-- WHAT TO WORK ON --
Identify each line holding the string "العربية" and copy it.

[Start]

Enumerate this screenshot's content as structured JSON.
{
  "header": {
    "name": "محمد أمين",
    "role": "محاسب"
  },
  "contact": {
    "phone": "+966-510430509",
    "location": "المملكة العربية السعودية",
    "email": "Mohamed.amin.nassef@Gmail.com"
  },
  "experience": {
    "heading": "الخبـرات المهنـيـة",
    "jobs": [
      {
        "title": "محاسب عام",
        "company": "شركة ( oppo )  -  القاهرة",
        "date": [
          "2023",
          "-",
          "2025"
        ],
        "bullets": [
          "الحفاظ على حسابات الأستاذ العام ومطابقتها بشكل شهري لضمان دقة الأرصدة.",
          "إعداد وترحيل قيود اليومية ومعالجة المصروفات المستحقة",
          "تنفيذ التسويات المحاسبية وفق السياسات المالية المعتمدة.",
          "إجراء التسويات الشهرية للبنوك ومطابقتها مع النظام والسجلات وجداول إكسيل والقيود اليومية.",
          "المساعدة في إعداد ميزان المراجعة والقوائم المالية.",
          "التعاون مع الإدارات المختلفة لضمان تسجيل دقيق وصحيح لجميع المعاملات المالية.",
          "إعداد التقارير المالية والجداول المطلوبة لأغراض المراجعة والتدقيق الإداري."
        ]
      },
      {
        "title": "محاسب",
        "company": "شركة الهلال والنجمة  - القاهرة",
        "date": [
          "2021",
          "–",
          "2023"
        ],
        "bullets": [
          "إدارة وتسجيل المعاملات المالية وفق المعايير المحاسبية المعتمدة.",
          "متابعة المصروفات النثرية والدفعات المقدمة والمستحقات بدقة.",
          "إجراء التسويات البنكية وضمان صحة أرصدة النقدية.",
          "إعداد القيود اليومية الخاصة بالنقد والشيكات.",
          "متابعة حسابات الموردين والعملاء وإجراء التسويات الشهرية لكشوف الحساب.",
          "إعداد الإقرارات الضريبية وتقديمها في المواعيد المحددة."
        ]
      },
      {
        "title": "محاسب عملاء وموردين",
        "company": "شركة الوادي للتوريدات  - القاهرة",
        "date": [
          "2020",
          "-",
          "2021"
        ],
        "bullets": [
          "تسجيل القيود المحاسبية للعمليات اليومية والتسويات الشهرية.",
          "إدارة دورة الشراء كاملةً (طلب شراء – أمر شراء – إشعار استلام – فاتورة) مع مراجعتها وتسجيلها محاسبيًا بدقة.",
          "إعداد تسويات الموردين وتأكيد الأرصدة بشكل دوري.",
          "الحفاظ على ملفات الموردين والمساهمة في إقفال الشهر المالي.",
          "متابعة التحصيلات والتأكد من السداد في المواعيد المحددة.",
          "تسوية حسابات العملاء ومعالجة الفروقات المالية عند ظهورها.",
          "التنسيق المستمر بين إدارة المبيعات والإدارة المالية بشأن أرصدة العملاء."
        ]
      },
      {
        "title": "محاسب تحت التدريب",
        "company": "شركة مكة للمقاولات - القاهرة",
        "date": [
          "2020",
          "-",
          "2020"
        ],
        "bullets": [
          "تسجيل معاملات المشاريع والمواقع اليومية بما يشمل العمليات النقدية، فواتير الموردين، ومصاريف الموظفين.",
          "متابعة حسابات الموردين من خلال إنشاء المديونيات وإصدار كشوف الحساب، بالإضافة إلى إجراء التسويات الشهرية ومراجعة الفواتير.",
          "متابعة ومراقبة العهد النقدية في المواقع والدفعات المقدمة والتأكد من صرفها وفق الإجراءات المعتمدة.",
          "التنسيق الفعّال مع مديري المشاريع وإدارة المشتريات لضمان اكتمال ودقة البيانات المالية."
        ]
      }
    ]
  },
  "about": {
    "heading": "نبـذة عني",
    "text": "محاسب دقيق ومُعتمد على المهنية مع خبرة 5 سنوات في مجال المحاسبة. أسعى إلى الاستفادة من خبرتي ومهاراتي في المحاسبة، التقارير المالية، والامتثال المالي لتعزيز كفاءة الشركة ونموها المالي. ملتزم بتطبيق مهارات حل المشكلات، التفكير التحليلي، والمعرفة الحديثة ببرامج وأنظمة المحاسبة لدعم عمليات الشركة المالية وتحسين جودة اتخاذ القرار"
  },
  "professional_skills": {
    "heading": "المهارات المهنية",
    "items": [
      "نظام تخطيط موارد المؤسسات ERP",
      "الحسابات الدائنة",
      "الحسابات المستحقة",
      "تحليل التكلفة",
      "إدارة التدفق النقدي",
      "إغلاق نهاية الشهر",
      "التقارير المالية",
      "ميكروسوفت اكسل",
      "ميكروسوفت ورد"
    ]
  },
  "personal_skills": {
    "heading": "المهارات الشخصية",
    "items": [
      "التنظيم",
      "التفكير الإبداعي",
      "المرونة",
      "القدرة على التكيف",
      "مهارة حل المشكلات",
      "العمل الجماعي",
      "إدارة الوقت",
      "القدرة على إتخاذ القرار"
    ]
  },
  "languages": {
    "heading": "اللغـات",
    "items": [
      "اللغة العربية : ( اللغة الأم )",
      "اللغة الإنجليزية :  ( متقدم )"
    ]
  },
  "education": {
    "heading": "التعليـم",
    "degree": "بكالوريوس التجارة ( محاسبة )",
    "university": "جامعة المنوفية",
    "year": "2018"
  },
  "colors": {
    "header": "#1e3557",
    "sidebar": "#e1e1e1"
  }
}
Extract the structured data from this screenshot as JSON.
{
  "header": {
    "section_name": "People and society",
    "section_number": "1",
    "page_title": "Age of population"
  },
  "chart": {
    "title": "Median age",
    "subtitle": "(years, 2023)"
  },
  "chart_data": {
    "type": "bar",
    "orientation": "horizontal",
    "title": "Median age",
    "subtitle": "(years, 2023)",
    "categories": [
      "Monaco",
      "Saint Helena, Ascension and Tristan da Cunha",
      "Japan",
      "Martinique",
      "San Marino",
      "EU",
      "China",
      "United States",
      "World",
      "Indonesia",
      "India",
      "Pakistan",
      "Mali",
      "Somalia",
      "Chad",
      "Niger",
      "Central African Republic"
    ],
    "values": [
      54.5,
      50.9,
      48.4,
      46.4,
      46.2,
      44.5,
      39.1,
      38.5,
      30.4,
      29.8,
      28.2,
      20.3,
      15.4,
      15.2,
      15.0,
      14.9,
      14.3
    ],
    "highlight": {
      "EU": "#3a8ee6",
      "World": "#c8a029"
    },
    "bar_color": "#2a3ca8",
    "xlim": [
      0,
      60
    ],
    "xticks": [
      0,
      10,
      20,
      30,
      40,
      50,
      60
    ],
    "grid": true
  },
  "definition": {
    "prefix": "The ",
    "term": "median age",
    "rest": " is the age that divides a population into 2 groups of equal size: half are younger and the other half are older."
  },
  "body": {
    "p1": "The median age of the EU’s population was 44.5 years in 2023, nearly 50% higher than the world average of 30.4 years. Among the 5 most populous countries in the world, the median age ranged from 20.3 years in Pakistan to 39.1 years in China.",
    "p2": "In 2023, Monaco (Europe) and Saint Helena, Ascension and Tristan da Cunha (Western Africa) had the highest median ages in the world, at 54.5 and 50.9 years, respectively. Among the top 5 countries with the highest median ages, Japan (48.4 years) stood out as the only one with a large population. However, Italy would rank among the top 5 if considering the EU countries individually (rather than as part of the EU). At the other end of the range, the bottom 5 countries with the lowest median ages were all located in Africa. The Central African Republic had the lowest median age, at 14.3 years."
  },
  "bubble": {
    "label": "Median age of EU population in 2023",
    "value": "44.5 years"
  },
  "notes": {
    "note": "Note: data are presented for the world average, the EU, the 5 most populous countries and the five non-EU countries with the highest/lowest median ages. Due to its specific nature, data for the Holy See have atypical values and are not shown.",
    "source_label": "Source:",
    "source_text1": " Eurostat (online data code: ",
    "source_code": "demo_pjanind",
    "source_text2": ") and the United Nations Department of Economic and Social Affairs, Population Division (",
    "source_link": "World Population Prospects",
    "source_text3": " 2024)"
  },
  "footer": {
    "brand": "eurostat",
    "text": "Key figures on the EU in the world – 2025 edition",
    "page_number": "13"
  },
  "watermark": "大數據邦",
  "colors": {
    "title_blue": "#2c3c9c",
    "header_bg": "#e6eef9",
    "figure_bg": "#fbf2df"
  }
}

[End]

-- SOLUTION TO THIS TASK --
    "location": "المملكة العربية السعودية",
      "اللغة العربية : ( اللغة الأم )",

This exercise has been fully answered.